- TO BE DONE -
Look through the listing and locate every line containing the word "Субвенции"; copy those lines.

- EXCERPTED RECORDS -
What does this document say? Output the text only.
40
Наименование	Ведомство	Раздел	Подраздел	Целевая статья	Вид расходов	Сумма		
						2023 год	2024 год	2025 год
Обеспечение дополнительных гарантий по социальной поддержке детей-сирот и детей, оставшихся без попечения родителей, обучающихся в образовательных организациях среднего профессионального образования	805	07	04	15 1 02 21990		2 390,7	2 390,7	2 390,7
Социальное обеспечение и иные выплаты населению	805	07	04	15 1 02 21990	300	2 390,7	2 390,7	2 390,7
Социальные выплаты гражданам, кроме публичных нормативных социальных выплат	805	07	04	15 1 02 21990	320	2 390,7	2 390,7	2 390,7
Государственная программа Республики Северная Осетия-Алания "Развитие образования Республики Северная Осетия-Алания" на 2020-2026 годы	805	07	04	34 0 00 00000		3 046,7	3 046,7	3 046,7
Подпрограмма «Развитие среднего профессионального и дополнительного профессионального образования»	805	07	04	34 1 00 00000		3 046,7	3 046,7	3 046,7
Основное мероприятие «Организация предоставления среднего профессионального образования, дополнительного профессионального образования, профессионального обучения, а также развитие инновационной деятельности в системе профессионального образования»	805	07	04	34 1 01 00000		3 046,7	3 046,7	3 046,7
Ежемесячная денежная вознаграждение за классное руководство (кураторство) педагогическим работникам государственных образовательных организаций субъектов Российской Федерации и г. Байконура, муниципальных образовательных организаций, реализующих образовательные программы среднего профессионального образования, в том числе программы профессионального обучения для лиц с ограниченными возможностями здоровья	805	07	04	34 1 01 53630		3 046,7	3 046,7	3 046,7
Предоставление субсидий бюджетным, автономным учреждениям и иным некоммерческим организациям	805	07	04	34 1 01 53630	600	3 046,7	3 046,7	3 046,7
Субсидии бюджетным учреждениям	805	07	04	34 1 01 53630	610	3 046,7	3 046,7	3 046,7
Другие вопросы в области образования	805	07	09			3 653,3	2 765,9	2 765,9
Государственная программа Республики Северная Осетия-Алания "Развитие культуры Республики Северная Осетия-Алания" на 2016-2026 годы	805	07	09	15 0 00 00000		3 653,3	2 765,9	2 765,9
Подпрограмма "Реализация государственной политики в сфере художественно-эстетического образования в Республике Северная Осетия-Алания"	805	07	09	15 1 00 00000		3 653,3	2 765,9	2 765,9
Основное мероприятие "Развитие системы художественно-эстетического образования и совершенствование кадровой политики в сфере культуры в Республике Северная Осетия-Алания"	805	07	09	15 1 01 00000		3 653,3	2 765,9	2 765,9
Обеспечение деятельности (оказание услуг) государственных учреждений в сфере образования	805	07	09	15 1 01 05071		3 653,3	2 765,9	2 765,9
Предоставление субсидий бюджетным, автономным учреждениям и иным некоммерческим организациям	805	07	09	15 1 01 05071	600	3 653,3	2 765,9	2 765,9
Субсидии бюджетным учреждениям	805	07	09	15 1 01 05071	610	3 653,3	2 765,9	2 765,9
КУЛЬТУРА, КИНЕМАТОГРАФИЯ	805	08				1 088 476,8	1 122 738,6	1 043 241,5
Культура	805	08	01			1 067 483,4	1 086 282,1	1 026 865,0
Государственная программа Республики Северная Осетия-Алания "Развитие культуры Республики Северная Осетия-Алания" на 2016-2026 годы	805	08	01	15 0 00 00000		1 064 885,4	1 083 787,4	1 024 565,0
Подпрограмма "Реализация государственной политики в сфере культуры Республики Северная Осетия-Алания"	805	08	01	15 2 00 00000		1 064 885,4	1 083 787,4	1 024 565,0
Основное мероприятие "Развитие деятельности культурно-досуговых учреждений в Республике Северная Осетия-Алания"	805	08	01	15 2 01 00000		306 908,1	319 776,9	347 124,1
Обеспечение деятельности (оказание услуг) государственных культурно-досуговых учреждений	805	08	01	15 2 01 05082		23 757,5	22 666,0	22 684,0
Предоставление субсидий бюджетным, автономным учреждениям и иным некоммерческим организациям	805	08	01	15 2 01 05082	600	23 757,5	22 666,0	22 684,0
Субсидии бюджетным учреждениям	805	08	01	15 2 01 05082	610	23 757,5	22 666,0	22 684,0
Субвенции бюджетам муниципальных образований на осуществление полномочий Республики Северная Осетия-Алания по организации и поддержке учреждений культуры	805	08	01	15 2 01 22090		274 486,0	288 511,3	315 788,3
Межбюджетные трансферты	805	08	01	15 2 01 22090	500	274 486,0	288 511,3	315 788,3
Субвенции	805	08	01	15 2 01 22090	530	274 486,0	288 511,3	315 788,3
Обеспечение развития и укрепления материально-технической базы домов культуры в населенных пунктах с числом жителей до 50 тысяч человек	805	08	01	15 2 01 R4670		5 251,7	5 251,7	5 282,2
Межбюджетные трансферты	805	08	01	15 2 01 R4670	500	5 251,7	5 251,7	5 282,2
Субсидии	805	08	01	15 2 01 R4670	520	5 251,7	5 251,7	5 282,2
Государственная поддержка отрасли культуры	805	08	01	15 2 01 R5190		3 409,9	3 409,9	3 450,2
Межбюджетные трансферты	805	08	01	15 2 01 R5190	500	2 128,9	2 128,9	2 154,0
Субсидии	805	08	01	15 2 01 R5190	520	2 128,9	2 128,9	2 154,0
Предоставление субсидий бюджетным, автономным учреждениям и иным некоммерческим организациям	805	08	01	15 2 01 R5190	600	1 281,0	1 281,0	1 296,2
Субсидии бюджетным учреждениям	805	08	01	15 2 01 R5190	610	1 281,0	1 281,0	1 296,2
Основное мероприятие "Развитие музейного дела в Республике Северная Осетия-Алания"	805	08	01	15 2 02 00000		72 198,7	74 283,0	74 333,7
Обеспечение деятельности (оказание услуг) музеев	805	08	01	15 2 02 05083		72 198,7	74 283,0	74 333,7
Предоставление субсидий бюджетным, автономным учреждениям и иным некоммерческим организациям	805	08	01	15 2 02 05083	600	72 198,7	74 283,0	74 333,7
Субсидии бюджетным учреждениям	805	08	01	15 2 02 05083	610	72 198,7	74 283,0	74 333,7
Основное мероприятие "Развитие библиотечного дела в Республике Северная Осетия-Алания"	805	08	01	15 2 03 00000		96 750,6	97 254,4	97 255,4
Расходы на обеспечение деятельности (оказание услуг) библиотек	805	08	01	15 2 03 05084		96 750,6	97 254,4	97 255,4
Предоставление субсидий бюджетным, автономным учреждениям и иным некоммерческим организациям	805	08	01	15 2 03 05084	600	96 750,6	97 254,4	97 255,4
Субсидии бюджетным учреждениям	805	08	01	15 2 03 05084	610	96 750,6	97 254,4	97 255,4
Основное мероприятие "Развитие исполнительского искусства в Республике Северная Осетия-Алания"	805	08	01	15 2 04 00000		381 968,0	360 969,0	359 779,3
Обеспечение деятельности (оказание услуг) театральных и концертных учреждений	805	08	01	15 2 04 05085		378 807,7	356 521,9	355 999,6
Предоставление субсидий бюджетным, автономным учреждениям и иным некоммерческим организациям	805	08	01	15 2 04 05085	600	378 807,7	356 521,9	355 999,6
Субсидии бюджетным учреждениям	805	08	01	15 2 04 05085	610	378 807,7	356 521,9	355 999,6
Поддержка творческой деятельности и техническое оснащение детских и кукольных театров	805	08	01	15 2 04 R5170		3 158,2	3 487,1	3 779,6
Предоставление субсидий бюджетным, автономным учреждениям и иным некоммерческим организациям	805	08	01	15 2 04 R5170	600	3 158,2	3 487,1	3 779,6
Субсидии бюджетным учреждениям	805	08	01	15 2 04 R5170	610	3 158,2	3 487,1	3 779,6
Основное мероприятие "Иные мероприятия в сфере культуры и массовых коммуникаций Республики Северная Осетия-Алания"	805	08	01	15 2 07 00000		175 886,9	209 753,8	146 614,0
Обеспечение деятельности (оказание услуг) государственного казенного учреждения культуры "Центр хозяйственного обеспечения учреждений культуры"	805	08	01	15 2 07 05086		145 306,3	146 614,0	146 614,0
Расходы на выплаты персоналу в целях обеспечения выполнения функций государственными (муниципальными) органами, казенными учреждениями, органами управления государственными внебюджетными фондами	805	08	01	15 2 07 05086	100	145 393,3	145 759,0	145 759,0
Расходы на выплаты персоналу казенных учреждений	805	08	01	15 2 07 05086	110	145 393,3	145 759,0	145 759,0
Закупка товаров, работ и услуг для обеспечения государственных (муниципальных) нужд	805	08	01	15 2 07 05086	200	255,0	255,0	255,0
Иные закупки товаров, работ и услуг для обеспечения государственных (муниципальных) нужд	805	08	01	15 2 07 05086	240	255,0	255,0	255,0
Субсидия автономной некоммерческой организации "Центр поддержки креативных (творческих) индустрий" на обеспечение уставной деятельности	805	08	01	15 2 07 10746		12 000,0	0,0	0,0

- RESULT BELOW -
Субвенции бюджетам муниципальных образований на осуществление полномочий Республики Северная Осетия-Алания по организации и поддержке учреждений культуры	805	08	01	15 2 01 22090		274 486,0	288 511,3	315 788,3
Субвенции	805	08	01	15 2 01 22090	530	274 486,0	288 511,3	315 788,3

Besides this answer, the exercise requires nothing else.